* [Source material]:
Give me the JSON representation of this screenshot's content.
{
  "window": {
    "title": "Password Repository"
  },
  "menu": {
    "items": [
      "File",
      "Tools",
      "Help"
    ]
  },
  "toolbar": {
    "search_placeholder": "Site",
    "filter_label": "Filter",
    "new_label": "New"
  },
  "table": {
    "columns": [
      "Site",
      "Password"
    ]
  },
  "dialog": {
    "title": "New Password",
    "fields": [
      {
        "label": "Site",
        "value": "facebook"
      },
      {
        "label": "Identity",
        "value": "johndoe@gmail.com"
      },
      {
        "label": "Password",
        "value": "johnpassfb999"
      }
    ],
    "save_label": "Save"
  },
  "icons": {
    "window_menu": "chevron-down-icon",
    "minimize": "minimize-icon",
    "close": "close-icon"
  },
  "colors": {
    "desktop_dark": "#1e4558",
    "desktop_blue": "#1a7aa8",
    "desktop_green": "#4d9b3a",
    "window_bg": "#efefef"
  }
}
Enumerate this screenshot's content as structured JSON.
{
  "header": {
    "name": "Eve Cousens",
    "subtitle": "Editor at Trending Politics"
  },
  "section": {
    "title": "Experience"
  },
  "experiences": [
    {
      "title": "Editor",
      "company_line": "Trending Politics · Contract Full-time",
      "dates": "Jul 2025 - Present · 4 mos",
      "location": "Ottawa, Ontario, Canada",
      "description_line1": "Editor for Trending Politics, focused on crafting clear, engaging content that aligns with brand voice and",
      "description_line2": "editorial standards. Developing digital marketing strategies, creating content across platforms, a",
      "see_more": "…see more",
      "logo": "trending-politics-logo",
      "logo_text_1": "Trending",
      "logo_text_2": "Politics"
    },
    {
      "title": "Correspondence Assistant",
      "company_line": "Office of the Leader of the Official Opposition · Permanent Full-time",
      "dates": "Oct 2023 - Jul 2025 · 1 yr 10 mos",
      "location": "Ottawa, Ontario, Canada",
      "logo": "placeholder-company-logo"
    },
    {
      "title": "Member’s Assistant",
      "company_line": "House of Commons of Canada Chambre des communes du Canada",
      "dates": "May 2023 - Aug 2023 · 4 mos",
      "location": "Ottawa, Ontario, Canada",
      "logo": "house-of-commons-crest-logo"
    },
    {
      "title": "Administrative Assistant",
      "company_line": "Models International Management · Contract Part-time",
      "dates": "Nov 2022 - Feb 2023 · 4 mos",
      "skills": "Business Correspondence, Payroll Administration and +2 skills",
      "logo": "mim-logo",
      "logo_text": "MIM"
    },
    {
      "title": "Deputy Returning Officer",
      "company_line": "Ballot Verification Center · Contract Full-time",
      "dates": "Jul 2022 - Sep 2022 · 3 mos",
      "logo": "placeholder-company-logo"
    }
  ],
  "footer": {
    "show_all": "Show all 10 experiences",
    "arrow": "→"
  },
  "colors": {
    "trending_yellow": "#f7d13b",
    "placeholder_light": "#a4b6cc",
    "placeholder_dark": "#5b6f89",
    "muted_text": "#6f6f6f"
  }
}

* [Requirement]: Exact copies of all the records are required.

* [The output]:
Give me the JSON representation of this screenshot's content.
{
  "window": {
    "title": "Password Repository"
  },
  "menu": {
    "items": [
      "File",
      "Tools",
      "Help"
    ]
  },
  "toolbar": {
    "search_placeholder": "Site",
    "filter_label": "Filter",
    "new_label": "New"
  },
  "table": {
    "columns": [
      "Site",
      "Password"
    ]
  },
  "dialog": {
    "title": "New Password",
    "fields": [
      {
        "label": "Site",
        "value": "facebook"
      },
      {
        "label": "Identity",
        "value": "johndoe@gmail.com"
      },
      {
        "label": "Password",
        "value": "johnpassfb999"
      }
    ],
    "save_label": "Save"
  },
  "icons": {
    "window_menu": "chevron-down-icon",
    "minimize": "minimize-icon",
    "close": "close-icon"
  },
  "colors": {
    "desktop_dark": "#1e4558",
    "desktop_blue": "#1a7aa8",
    "desktop_green": "#4d9b3a",
    "window_bg": "#efefef"
  }
}
Enumerate this screenshot's content as structured JSON.
{
  "header": {
    "name": "Eve Cousens",
    "subtitle": "Editor at Trending Politics"
  },
  "section": {
    "title": "Experience"
  },
  "experiences": [
    {
      "title": "Editor",
      "company_line": "Trending Politics · Contract Full-time",
      "dates": "Jul 2025 - Present · 4 mos",
      "location": "Ottawa, Ontario, Canada",
      "description_line1": "Editor for Trending Politics, focused on crafting clear, engaging content that aligns with brand voice and",
      "description_line2": "editorial standards. Developing digital marketing strategies, creating content across platforms, a",
      "see_more": "…see more",
      "logo": "trending-politics-logo",
      "logo_text_1": "Trending",
      "logo_text_2": "Politics"
    },
    {
      "title": "Correspondence Assistant",
      "company_line": "Office of the Leader of the Official Opposition · Permanent Full-time",
      "dates": "Oct 2023 - Jul 2025 · 1 yr 10 mos",
      "location": "Ottawa, Ontario, Canada",
      "logo": "placeholder-company-logo"
    },
    {
      "title": "Member’s Assistant",
      "company_line": "House of Commons of Canada Chambre des communes du Canada",
      "dates": "May 2023 - Aug 2023 · 4 mos",
      "location": "Ottawa, Ontario, Canada",
      "logo": "house-of-commons-crest-logo"
    },
    {
      "title": "Administrative Assistant",
      "company_line": "Models International Management · Contract Part-time",
      "dates": "Nov 2022 - Feb 2023 · 4 mos",
      "skills": "Business Correspondence, Payroll Administration and +2 skills",
      "logo": "mim-logo",
      "logo_text": "MIM"
    },
    {
      "title": "Deputy Returning Officer",
      "company_line": "Ballot Verification Center · Contract Full-time",
      "dates": "Jul 2022 - Sep 2022 · 3 mos",
      "logo": "placeholder-company-logo"
    }
  ],
  "footer": {
    "show_all": "Show all 10 experiences",
    "arrow": "→"
  },
  "colors": {
    "trending_yellow": "#f7d13b",
    "placeholder_light": "#a4b6cc",
    "placeholder_dark": "#5b6f89",
    "muted_text": "#6f6f6f"
  }
}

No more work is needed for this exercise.